● Your assignment
The word "Medicamentos" may appear in some of the lines below. State how many lines contain it, and write only that number.

━━━ Record excerpts ━━━

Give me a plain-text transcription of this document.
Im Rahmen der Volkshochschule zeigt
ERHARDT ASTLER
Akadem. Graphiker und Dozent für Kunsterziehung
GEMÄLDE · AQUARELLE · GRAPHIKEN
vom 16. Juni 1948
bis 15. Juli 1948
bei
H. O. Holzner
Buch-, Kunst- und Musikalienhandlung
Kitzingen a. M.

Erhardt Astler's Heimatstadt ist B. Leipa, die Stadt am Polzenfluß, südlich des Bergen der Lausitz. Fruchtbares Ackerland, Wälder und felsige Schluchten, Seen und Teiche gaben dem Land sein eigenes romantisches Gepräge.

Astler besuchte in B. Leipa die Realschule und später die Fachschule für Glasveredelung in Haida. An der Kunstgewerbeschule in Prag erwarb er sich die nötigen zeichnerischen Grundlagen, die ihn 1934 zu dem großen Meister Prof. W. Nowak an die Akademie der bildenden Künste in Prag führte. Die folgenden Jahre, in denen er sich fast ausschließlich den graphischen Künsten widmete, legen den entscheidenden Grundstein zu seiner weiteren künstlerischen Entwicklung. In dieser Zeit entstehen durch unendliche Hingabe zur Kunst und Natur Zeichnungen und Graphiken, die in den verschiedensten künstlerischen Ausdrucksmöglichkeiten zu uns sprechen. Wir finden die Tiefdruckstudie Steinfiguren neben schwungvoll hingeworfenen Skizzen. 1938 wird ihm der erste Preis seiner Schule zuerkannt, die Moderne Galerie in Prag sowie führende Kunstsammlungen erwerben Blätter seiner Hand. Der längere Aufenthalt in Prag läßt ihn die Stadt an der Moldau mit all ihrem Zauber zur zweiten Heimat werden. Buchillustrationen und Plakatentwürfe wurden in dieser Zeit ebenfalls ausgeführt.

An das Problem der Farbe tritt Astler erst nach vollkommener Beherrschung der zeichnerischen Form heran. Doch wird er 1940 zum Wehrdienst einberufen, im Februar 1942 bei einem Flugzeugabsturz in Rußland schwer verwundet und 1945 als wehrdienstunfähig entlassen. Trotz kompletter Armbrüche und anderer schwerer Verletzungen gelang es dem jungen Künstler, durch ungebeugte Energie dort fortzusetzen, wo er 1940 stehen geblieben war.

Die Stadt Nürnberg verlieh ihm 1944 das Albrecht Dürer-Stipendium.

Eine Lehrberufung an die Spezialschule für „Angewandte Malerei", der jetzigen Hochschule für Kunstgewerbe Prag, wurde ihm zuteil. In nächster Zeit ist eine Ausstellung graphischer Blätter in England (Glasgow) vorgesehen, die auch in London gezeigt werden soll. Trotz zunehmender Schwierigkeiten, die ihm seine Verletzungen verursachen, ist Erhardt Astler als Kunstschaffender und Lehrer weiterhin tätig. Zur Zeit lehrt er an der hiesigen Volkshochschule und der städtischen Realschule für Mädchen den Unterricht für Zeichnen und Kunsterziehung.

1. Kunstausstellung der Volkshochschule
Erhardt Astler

━━━
━━━ Record excerpts ━━━

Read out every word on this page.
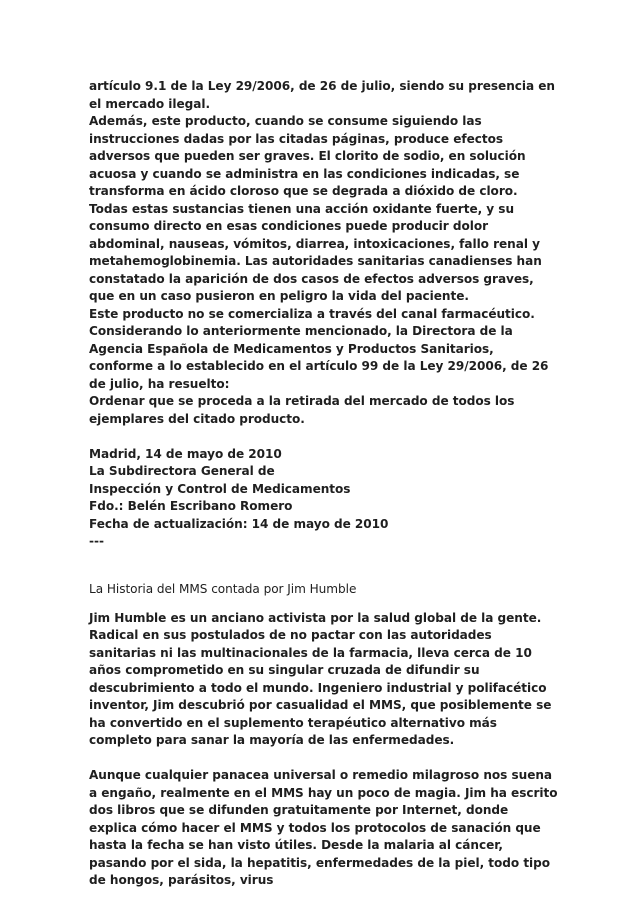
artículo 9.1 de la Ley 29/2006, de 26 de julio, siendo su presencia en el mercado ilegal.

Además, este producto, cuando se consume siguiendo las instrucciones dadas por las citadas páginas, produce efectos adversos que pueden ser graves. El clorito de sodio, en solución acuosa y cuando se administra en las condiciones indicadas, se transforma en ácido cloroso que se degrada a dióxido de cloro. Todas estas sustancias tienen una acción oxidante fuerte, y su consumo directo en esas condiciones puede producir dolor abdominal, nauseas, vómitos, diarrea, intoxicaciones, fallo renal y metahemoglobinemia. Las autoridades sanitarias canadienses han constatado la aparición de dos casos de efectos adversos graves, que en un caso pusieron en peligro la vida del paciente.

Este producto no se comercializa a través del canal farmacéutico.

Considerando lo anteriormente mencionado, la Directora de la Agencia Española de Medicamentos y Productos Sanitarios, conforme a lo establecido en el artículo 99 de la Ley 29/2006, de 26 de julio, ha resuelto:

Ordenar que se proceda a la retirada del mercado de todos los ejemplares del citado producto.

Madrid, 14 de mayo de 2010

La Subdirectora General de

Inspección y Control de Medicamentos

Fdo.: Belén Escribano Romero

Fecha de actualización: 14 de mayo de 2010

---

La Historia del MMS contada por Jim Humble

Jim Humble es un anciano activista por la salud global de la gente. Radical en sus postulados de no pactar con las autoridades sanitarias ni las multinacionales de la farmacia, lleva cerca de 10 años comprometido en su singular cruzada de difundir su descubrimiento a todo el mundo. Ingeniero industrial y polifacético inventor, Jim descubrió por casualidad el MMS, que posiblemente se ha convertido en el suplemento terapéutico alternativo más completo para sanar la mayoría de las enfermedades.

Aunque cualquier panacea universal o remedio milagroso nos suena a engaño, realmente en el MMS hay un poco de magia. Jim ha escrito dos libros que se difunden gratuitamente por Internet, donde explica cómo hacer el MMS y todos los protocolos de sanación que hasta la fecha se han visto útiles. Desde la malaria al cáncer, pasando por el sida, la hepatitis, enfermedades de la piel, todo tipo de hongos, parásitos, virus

━━━

● Result of the exercise
2